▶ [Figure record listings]
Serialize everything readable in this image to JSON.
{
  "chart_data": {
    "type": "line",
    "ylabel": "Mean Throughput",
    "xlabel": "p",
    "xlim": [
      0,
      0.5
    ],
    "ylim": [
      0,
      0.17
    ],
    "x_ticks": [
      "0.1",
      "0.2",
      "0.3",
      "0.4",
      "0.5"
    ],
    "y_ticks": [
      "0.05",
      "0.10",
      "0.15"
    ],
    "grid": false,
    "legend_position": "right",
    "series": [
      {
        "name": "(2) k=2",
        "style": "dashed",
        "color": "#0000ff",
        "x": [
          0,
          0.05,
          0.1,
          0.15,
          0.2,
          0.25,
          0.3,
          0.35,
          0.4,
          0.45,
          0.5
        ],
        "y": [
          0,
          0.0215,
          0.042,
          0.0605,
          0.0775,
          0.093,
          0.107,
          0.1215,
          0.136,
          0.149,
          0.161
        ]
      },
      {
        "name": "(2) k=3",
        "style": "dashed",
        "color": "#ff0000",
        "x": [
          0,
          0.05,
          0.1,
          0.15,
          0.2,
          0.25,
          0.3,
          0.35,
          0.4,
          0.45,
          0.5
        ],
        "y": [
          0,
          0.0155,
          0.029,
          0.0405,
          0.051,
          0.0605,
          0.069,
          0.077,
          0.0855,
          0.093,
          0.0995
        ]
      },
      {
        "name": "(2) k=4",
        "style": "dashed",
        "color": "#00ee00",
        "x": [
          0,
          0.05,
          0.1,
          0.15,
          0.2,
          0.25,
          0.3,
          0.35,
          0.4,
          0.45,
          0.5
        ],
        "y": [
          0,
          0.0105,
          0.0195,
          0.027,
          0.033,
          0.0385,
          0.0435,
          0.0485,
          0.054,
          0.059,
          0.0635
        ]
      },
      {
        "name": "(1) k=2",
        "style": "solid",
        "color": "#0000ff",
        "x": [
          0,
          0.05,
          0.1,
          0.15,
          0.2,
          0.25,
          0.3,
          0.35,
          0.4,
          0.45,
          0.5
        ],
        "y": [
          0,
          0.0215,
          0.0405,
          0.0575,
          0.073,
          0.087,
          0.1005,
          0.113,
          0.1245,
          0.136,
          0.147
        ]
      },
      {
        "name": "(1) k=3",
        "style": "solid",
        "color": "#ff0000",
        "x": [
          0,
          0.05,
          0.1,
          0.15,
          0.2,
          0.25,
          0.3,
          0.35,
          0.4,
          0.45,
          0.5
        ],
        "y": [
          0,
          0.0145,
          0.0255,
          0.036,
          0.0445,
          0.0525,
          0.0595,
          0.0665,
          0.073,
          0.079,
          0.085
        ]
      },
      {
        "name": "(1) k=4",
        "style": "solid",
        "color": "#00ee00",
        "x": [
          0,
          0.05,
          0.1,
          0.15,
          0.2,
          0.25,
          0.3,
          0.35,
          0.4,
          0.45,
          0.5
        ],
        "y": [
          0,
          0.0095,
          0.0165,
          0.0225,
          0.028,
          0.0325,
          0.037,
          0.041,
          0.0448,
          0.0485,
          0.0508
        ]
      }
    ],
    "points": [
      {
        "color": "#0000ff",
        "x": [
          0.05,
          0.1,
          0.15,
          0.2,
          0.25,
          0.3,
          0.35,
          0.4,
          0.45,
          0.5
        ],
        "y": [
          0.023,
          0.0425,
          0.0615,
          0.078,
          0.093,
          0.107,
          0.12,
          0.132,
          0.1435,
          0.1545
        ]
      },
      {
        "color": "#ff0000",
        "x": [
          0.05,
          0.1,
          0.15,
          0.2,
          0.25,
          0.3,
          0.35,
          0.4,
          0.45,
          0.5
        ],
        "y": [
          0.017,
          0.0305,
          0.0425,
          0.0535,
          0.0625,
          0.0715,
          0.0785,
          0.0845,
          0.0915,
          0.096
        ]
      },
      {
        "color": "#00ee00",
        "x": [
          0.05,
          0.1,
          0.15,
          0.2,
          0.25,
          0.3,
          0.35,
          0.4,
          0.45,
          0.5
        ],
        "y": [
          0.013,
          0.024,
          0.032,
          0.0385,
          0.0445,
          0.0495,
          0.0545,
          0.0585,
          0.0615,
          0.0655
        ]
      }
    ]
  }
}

▶ [Task objective] Extract, from the material above, each line holding the word "name".

▶ [Task answer]
        "name": "(2) k=2",
        "name": "(2) k=3",
        "name": "(2) k=4",
        "name": "(1) k=2",
        "name": "(1) k=3",
        "name": "(1) k=4",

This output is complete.